Exercise = Retype the rows from the line with "bentley-b-icon (1199, 177, 1224, 199)" up to and including the line with "image-icon[interactable] (862, 58, 884, 80)", keeping every character the same.

(Some rows)
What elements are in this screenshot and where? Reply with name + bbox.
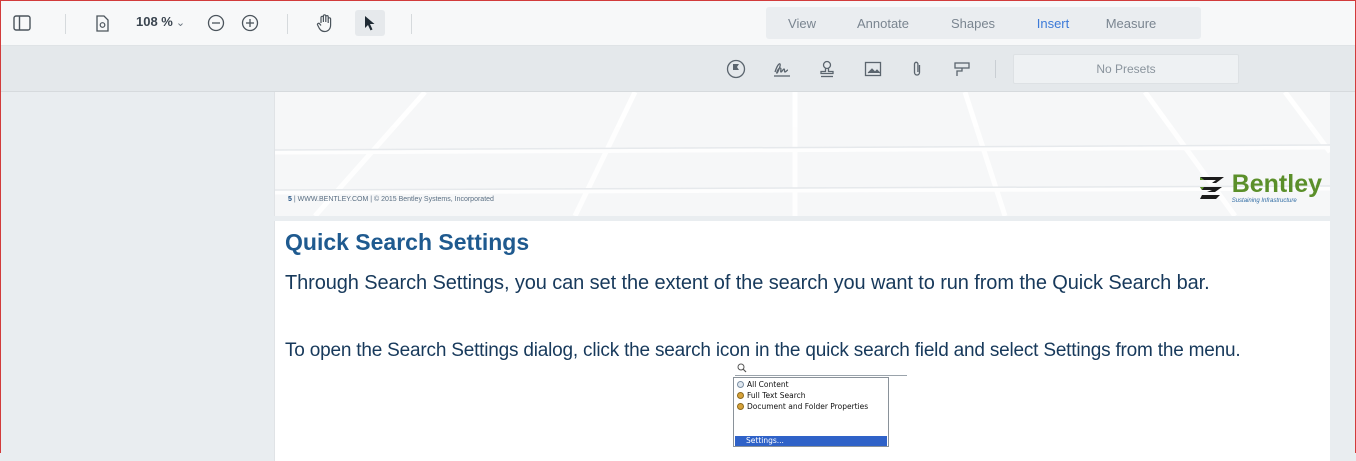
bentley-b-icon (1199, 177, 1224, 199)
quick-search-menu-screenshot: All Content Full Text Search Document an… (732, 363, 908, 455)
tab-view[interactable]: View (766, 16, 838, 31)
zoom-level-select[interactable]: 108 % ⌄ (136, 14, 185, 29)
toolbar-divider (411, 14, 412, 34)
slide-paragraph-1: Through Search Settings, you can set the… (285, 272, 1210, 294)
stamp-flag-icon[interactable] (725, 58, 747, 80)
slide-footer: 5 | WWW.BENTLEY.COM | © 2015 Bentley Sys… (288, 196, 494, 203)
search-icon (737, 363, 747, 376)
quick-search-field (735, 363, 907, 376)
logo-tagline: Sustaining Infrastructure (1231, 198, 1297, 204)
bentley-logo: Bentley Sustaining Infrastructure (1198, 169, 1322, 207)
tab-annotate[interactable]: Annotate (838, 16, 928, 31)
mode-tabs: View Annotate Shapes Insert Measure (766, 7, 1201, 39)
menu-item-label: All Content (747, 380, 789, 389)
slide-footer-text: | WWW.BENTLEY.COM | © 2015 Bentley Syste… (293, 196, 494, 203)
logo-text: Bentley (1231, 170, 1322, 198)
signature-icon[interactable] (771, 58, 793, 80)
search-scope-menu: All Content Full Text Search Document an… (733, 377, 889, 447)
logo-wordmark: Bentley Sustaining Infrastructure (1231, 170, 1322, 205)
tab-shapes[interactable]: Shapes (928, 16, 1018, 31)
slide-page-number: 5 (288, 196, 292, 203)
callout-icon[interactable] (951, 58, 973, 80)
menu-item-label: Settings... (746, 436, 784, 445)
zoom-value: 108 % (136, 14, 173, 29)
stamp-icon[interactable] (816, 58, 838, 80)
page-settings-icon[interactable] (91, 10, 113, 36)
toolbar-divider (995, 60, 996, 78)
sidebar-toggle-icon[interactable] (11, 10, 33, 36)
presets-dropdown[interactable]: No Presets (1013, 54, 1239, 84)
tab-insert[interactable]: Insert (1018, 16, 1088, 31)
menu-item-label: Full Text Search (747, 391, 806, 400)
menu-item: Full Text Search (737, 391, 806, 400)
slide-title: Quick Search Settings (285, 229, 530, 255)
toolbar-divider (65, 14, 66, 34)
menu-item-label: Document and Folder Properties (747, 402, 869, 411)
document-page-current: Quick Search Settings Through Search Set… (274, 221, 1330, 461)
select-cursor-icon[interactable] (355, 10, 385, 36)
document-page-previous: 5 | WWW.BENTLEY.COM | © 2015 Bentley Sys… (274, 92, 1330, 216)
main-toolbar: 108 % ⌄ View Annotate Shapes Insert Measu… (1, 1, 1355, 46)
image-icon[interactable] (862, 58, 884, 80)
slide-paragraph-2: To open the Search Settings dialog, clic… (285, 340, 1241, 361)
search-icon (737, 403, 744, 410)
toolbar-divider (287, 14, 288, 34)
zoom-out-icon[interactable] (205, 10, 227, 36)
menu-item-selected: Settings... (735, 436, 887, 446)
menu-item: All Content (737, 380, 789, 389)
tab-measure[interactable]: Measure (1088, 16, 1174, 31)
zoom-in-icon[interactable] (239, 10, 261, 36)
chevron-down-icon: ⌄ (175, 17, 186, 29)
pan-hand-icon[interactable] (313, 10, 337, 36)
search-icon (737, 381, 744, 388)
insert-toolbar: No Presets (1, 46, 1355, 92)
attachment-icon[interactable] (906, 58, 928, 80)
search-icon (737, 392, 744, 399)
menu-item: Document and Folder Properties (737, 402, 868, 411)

Exercise response =
bentley-b-icon (1199, 177, 1224, 199)
quick-search-menu-screenshot: All Content Full Text Search Document an… (732, 363, 908, 455)
tab-view[interactable]: View (766, 16, 838, 31)
zoom-level-select[interactable]: 108 % ⌄ (136, 14, 185, 29)
toolbar-divider (411, 14, 412, 34)
slide-paragraph-1: Through Search Settings, you can set the… (285, 272, 1210, 294)
stamp-flag-icon[interactable] (725, 58, 747, 80)
slide-footer: 5 | WWW.BENTLEY.COM | © 2015 Bentley Sys… (288, 196, 494, 203)
search-icon (737, 363, 747, 376)
quick-search-field (735, 363, 907, 376)
logo-tagline: Sustaining Infrastructure (1231, 198, 1297, 204)
bentley-logo: Bentley Sustaining Infrastructure (1198, 169, 1322, 207)
tab-annotate[interactable]: Annotate (838, 16, 928, 31)
mode-tabs: View Annotate Shapes Insert Measure (766, 7, 1201, 39)
menu-item-label: All Content (747, 380, 789, 389)
slide-footer-text: | WWW.BENTLEY.COM | © 2015 Bentley Syste… (293, 196, 494, 203)
logo-text: Bentley (1231, 170, 1322, 198)
signature-icon[interactable] (771, 58, 793, 80)
search-scope-menu: All Content Full Text Search Document an… (733, 377, 889, 447)
logo-wordmark: Bentley Sustaining Infrastructure (1231, 170, 1322, 205)
tab-shapes[interactable]: Shapes (928, 16, 1018, 31)
slide-page-number: 5 (288, 196, 292, 203)
callout-icon[interactable] (951, 58, 973, 80)
menu-item-label: Settings... (746, 436, 784, 445)
zoom-value: 108 % (136, 14, 173, 29)
stamp-icon[interactable] (816, 58, 838, 80)
page-settings-icon[interactable] (91, 10, 113, 36)
toolbar-divider (995, 60, 996, 78)
sidebar-toggle-icon[interactable] (11, 10, 33, 36)
presets-dropdown[interactable]: No Presets (1013, 54, 1239, 84)
tab-insert[interactable]: Insert (1018, 16, 1088, 31)
menu-item-label: Full Text Search (747, 391, 806, 400)
menu-item: Full Text Search (737, 391, 806, 400)
slide-title: Quick Search Settings (285, 229, 530, 255)
toolbar-divider (65, 14, 66, 34)
menu-item-label: Document and Folder Properties (747, 402, 869, 411)
document-page-current: Quick Search Settings Through Search Set… (274, 221, 1330, 461)
select-cursor-icon[interactable] (355, 10, 385, 36)
document-page-previous: 5 | WWW.BENTLEY.COM | © 2015 Bentley Sys… (274, 92, 1330, 216)
main-toolbar: 108 % ⌄ View Annotate Shapes Insert Measu… (1, 1, 1355, 46)
image-icon[interactable] (862, 58, 884, 80)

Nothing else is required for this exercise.